#### [MATERIAL PROVIDED]
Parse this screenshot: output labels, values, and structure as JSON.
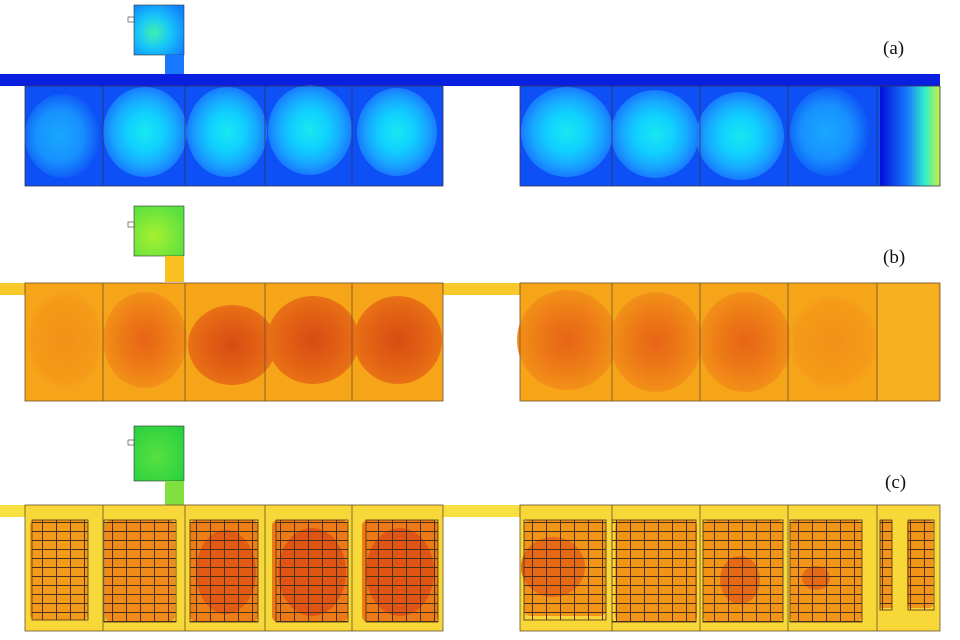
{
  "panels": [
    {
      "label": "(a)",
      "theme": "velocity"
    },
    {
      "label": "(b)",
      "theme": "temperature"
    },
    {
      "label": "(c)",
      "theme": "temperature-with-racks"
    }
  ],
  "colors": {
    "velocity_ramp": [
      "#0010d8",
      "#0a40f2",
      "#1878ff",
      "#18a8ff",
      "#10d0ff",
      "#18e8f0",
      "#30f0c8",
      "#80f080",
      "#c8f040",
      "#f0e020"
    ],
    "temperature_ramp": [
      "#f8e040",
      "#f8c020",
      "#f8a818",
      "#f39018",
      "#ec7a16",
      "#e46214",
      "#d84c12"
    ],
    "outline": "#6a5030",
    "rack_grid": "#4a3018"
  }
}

#### [SHORT EXERCISE]
Exclude the pictures and repeat every other part of the records word for word.

#### [REPLY TO THE EXERCISE]
Parse this screenshot: output labels, values, and structure as JSON.
{
  "panels": [
    {
      "label": "(a)",
      "theme": "velocity"
    },
    {
      "label": "(b)",
      "theme": "temperature"
    },
    {
      "label": "(c)",
      "theme": "temperature-with-racks"
    }
  ],
  "colors": {
    "velocity_ramp": [
      "#0010d8",
      "#0a40f2",
      "#1878ff",
      "#18a8ff",
      "#10d0ff",
      "#18e8f0",
      "#30f0c8",
      "#80f080",
      "#c8f040",
      "#f0e020"
    ],
    "temperature_ramp": [
      "#f8e040",
      "#f8c020",
      "#f8a818",
      "#f39018",
      "#ec7a16",
      "#e46214",
      "#d84c12"
    ],
    "outline": "#6a5030",
    "rack_grid": "#4a3018"
  }
}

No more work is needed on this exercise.